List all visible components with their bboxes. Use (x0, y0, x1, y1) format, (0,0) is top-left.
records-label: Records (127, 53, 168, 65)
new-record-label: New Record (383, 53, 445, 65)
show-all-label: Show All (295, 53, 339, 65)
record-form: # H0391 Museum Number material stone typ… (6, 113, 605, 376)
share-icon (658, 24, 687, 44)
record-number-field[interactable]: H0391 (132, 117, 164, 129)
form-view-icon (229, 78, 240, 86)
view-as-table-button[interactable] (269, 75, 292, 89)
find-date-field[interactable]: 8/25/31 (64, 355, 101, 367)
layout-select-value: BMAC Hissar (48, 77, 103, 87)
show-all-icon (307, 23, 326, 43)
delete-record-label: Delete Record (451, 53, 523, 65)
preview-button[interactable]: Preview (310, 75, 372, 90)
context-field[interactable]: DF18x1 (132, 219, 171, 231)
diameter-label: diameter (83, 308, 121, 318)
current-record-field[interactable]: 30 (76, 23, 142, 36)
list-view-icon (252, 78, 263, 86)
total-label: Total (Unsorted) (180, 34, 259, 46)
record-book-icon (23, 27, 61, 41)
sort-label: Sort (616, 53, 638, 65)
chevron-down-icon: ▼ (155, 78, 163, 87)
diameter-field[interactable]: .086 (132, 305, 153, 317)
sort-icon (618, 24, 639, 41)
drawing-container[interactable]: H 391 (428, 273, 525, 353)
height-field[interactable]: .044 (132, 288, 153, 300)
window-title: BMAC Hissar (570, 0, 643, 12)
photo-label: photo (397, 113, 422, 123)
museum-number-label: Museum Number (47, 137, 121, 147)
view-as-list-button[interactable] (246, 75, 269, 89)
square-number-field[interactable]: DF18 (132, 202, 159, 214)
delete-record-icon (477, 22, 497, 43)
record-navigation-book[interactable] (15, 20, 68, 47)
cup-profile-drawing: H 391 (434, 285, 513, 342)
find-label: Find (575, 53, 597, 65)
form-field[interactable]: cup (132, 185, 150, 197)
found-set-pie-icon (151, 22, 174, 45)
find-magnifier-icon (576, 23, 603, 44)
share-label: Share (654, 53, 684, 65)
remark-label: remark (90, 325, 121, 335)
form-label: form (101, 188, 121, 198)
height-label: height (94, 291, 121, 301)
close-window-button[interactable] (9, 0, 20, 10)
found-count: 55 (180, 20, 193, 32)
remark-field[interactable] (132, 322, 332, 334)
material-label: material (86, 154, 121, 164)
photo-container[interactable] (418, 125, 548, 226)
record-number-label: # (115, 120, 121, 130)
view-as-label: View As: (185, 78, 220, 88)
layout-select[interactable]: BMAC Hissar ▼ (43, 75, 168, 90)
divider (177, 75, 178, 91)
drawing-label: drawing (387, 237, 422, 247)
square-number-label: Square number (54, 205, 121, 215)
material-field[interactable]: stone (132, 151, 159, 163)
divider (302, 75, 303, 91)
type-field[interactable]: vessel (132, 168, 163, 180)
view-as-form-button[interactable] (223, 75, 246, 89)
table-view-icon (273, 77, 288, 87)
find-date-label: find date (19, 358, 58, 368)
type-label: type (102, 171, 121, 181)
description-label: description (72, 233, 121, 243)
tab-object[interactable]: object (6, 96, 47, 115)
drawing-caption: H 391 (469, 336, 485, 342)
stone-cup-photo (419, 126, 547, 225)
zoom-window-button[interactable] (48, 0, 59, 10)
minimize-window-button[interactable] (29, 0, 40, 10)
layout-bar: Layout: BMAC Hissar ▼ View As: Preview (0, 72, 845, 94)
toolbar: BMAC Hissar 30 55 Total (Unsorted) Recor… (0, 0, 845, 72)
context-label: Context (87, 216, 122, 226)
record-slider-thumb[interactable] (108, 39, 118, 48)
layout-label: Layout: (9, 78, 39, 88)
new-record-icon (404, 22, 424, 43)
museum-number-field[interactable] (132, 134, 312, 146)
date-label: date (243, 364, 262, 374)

++++++++++

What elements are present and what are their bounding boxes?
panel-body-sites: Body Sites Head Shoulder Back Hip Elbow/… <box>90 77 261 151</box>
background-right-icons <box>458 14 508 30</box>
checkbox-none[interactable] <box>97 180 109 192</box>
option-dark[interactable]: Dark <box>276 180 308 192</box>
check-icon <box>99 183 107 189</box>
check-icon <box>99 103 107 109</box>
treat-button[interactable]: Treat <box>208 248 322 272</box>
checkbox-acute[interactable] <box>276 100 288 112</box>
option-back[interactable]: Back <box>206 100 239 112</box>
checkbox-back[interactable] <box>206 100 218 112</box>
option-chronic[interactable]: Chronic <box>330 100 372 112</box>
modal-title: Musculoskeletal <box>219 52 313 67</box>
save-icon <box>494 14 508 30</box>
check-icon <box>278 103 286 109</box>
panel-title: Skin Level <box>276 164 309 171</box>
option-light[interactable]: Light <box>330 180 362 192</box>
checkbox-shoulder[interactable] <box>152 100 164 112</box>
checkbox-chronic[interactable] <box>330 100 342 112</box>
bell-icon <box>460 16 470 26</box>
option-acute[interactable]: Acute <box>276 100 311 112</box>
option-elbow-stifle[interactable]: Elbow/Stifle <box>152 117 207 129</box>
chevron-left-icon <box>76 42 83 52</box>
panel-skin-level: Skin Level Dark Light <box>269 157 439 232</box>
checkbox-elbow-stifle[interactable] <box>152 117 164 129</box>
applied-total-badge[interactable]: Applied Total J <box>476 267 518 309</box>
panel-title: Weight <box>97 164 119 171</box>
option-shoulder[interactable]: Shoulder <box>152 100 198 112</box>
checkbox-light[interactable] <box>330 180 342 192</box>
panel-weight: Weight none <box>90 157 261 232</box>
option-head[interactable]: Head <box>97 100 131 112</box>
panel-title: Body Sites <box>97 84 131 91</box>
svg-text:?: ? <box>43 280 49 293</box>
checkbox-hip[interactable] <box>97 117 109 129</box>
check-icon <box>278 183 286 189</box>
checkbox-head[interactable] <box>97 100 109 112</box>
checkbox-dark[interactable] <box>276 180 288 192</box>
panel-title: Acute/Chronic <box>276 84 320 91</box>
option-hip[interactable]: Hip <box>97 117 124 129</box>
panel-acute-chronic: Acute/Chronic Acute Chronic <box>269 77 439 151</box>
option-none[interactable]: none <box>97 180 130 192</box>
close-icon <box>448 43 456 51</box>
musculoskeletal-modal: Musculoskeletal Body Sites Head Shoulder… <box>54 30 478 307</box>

++++++++++

OBJETIVO PLANTEADO:
¿Puedes duplicar sin ningún cambio las líneas de los registros que empiezan en la que contiene "What elements are" y siguen hasta la que contiene "checkbox-acute[interactable] <box>276 100", ambas incluidas?

RESULTADO CORRECTO:
What elements are present and what are their bounding boxes?
panel-body-sites: Body Sites Head Shoulder Back Hip Elbow/… <box>90 77 261 151</box>
background-right-icons <box>458 14 508 30</box>
checkbox-none[interactable] <box>97 180 109 192</box>
option-dark[interactable]: Dark <box>276 180 308 192</box>
check-icon <box>99 183 107 189</box>
check-icon <box>99 103 107 109</box>
treat-button[interactable]: Treat <box>208 248 322 272</box>
checkbox-acute[interactable] <box>276 100 288 112</box>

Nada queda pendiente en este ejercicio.